(Requirements):
Extract all lines that hold "выберите" from the records below.
## START
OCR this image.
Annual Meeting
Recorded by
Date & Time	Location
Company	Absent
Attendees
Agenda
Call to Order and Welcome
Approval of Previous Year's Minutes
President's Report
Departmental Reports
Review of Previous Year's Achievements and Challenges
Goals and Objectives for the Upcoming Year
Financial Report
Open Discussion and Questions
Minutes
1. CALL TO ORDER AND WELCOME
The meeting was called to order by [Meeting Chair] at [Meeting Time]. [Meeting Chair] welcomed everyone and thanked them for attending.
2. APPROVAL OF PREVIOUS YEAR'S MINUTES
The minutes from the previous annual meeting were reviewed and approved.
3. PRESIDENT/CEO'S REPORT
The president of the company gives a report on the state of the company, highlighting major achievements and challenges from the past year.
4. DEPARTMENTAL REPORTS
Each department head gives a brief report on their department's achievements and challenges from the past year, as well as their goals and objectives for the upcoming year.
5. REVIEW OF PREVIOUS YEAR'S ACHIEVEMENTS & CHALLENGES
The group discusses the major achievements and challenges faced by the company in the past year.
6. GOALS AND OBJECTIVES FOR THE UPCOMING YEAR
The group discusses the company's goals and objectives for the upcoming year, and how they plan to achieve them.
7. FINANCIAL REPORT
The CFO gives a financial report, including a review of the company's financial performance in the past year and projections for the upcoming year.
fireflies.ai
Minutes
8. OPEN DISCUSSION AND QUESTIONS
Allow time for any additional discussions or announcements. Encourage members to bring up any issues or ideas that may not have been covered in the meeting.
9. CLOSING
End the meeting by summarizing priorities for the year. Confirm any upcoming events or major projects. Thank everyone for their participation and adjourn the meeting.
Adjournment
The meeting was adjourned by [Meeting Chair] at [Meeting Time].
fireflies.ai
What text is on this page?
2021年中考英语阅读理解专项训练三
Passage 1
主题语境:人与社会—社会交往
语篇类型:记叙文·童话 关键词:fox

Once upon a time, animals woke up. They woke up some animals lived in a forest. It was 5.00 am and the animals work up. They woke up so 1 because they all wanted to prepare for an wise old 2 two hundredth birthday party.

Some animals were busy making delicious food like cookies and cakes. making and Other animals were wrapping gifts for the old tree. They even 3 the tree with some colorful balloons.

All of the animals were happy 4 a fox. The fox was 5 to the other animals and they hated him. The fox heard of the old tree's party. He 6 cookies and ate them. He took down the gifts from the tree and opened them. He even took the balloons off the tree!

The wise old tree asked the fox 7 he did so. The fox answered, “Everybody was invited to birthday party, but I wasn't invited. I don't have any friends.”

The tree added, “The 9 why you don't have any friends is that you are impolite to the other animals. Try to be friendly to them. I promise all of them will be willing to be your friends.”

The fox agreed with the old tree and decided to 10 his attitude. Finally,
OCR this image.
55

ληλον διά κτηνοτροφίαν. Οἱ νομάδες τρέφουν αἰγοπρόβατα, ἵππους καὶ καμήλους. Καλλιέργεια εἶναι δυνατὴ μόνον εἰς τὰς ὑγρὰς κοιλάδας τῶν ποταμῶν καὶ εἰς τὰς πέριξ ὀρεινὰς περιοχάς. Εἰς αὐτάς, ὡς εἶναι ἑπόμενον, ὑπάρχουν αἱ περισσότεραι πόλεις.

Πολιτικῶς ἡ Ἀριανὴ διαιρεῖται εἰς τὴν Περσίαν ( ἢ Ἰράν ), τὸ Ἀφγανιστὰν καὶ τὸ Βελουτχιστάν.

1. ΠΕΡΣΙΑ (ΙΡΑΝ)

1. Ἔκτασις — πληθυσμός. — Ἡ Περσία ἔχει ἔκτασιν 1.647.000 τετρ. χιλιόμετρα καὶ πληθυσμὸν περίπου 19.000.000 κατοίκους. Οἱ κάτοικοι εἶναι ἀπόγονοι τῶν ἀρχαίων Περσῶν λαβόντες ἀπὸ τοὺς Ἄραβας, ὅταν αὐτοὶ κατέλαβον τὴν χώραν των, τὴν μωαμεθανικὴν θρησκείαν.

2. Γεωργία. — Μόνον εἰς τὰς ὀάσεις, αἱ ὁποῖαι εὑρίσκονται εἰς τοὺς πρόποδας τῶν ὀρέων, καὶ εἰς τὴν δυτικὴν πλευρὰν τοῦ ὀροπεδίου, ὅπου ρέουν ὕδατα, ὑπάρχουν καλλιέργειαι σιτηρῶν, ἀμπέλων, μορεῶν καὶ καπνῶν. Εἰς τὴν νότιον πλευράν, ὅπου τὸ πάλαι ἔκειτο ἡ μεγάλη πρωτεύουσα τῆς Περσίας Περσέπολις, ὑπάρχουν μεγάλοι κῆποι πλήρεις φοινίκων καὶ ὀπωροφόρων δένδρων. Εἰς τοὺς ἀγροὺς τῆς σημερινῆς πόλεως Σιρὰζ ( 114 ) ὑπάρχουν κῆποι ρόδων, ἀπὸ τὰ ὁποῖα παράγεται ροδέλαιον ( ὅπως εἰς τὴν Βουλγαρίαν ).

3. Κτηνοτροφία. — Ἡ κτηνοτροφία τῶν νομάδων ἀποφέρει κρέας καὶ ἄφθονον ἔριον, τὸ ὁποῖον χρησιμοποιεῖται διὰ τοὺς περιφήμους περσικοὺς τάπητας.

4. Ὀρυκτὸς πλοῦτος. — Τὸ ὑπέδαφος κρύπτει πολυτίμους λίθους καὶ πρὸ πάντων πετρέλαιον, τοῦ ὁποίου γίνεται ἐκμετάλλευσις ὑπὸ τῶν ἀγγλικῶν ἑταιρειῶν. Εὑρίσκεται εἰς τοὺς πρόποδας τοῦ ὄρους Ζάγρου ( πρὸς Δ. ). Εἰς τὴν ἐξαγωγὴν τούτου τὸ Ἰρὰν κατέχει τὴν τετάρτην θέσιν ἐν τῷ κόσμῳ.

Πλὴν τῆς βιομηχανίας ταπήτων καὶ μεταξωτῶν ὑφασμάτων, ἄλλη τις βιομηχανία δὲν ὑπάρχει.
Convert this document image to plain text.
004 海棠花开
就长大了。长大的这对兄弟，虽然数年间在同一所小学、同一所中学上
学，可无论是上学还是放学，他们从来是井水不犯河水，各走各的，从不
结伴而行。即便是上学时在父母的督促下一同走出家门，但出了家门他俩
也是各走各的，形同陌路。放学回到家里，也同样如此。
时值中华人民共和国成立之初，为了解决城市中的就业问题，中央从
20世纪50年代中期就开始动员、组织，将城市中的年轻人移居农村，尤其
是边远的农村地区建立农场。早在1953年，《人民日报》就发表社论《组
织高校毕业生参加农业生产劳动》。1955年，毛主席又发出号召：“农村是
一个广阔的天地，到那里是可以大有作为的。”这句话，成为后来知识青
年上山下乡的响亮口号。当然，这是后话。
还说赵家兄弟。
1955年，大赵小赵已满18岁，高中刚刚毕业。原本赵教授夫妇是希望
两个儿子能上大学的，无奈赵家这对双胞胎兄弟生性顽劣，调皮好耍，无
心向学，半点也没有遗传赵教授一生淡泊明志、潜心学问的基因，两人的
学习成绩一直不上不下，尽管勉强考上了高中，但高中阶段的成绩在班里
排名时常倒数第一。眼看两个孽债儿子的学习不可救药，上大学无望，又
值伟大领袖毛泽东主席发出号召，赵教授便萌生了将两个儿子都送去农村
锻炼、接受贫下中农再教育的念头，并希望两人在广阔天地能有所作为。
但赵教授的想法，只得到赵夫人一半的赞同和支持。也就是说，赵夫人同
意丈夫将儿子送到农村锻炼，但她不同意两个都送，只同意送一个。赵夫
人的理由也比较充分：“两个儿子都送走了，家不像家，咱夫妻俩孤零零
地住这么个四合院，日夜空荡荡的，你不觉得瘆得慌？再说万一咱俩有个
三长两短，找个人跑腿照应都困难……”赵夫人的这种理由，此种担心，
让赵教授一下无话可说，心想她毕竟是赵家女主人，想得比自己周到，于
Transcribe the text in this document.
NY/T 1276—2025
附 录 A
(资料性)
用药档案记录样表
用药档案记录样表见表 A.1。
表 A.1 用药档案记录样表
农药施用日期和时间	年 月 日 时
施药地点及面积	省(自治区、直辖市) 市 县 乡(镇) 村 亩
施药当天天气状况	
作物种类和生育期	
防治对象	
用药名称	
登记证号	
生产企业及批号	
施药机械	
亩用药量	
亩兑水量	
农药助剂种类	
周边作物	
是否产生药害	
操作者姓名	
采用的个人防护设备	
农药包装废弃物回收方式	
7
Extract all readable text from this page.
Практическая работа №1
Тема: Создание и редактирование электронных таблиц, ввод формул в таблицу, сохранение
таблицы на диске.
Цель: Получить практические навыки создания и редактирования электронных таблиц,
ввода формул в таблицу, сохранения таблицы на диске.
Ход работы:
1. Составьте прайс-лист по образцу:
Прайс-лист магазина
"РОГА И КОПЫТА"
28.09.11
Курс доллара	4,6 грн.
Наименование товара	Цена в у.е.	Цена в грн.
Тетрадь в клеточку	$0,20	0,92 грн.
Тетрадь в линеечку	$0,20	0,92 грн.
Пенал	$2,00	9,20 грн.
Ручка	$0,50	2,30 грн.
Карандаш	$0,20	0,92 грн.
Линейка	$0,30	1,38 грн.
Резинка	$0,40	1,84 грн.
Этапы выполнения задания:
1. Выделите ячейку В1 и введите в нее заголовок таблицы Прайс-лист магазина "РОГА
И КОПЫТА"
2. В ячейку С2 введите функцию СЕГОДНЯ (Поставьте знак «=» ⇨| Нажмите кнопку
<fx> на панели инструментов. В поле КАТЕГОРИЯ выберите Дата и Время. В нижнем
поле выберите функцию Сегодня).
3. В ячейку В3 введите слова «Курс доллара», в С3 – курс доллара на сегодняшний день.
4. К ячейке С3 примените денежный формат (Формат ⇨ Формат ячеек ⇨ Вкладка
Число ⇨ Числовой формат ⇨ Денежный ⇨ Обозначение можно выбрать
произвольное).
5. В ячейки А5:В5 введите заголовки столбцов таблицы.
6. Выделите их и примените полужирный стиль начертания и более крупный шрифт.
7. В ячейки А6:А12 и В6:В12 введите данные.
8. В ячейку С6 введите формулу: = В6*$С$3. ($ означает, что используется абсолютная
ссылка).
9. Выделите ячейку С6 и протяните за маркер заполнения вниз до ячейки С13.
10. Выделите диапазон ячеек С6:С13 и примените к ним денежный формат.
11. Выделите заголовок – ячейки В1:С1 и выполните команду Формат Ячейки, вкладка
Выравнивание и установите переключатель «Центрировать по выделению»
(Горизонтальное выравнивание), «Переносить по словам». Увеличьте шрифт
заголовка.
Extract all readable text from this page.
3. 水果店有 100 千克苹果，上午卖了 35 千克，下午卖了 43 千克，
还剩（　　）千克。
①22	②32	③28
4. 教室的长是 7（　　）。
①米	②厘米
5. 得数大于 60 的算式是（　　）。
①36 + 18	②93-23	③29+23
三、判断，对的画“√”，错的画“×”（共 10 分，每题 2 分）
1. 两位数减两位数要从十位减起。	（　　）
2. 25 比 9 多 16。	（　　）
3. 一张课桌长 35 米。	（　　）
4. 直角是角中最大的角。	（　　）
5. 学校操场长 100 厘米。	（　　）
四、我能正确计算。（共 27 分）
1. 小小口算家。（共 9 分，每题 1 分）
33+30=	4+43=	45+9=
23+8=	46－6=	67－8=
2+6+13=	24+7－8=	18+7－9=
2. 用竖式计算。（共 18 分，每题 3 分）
## END
(Task solution):
<fx> на панели инструментов. В поле КАТЕГОРИЯ выберите Дата и Время. В нижнем
поле выберите функцию Сегодня).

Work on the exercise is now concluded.